TASK PROMPT:
Quote the records that follow in full, leaving the pictures out.
----------
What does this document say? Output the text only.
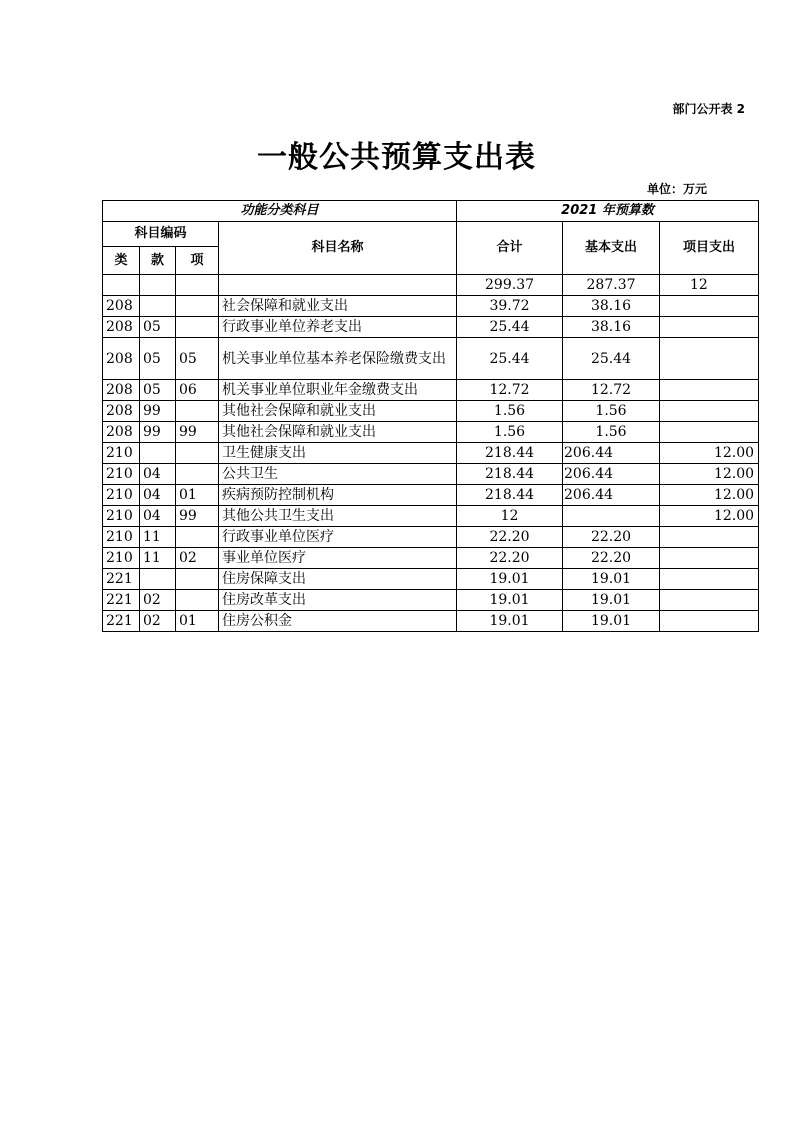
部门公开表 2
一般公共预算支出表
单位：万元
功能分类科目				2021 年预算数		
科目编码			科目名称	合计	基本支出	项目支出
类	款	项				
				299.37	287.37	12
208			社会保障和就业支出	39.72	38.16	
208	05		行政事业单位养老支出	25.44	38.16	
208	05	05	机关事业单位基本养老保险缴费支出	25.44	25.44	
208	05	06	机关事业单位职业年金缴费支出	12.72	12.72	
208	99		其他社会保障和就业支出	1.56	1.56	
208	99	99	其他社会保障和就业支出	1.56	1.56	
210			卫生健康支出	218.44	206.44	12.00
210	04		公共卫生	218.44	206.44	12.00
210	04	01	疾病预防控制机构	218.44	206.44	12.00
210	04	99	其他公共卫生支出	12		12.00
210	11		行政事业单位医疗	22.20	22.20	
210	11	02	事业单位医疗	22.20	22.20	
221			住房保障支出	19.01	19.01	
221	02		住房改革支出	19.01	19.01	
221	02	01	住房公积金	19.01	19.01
----------
SOLVED EXERCISE:
What does this document say? Output the text only.
部门公开表 2
一般公共预算支出表
单位：万元
功能分类科目				2021 年预算数		
科目编码			科目名称	合计	基本支出	项目支出
类	款	项				
				299.37	287.37	12
208			社会保障和就业支出	39.72	38.16	
208	05		行政事业单位养老支出	25.44	38.16	
208	05	05	机关事业单位基本养老保险缴费支出	25.44	25.44	
208	05	06	机关事业单位职业年金缴费支出	12.72	12.72	
208	99		其他社会保障和就业支出	1.56	1.56	
208	99	99	其他社会保障和就业支出	1.56	1.56	
210			卫生健康支出	218.44	206.44	12.00
210	04		公共卫生	218.44	206.44	12.00
210	04	01	疾病预防控制机构	218.44	206.44	12.00
210	04	99	其他公共卫生支出	12		12.00
210	11		行政事业单位医疗	22.20	22.20	
210	11	02	事业单位医疗	22.20	22.20	
221			住房保障支出	19.01	19.01	
221	02		住房改革支出	19.01	19.01	
221	02	01	住房公积金	19.01	19.01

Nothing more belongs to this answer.